* _TASK PROMPT_
Keep every line where the word "name" appears; drop the rest.

(Records that describe figures)

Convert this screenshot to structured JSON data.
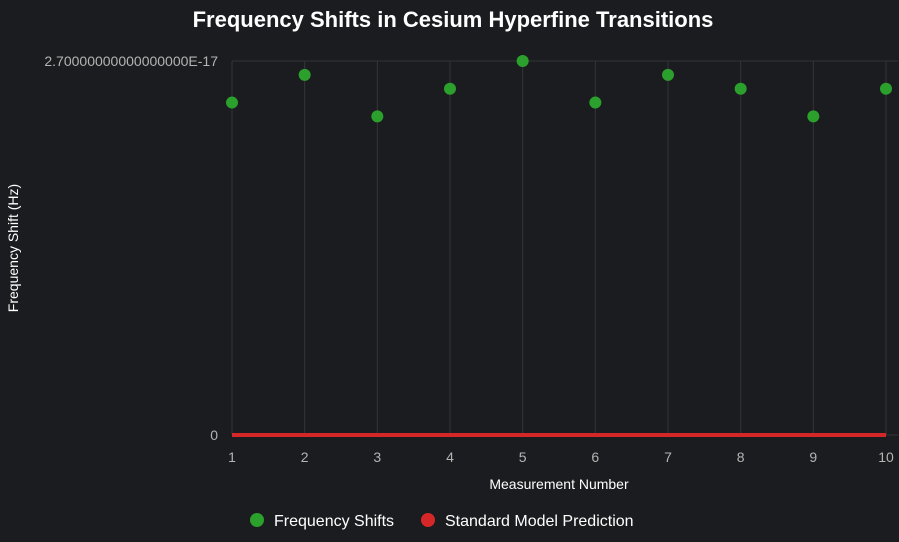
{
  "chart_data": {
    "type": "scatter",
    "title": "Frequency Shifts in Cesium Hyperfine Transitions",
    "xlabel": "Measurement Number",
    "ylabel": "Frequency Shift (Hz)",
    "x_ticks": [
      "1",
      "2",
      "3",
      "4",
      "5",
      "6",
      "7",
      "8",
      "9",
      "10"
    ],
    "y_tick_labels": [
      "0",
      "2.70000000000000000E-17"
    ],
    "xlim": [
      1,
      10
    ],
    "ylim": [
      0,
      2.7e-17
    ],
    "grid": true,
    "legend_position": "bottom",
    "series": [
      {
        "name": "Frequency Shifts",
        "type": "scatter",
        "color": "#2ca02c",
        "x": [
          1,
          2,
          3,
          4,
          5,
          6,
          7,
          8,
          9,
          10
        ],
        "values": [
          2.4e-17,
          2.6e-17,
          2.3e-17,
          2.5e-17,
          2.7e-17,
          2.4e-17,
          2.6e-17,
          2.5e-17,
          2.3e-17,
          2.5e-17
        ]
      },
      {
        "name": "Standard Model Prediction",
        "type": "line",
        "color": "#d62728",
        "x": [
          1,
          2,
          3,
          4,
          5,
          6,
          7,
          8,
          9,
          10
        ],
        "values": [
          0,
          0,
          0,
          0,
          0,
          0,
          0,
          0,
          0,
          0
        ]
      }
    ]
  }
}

* _EXERCISE OUTPUT_
        "name": "Frequency Shifts",
        "name": "Standard Model Prediction",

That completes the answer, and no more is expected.